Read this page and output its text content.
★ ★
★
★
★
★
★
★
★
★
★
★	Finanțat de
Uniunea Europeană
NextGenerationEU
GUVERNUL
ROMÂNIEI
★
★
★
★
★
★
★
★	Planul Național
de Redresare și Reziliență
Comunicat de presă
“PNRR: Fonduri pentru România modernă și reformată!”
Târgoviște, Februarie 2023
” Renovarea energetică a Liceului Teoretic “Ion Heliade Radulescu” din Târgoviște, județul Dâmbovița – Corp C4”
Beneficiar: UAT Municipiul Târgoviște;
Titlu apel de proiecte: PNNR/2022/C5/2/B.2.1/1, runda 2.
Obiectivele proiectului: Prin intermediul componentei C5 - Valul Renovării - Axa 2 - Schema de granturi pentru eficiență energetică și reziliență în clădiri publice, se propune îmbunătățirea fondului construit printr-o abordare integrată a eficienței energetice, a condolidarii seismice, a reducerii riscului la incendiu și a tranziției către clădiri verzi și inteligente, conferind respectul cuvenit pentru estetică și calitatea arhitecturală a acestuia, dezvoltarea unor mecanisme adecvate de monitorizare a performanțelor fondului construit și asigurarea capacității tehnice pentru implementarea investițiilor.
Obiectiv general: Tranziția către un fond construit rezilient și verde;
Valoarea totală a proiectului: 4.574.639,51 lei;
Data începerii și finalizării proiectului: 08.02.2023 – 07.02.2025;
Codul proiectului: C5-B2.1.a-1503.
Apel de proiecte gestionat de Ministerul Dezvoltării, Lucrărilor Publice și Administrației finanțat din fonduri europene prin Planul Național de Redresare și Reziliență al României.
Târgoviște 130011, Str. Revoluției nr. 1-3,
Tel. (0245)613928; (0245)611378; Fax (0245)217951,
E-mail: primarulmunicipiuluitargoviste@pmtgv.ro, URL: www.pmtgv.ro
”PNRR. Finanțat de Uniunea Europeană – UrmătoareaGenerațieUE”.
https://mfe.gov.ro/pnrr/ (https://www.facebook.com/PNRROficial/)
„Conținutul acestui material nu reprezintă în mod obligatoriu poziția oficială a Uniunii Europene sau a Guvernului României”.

Exercise task =
Every line above that contains the word "construit" should be reported.

Result for this exercise =
Obiectivele proiectului: Prin intermediul componentei C5 - Valul Renovării - Axa 2 - Schema de granturi pentru eficiență energetică și reziliență în clădiri publice, se propune îmbunătățirea fondului construit printr-o abordare integrată a eficienței energetice, a condolidarii seismice, a reducerii riscului la incendiu și a tranziției către clădiri verzi și inteligente, conferind respectul cuvenit pentru estetică și calitatea arhitecturală a acestuia, dezvoltarea unor mecanisme adecvate de monitorizare a performanțelor fondului construit și asigurarea capacității tehnice pentru implementarea investițiilor.
Obiectiv general: Tranziția către un fond construit rezilient și verde;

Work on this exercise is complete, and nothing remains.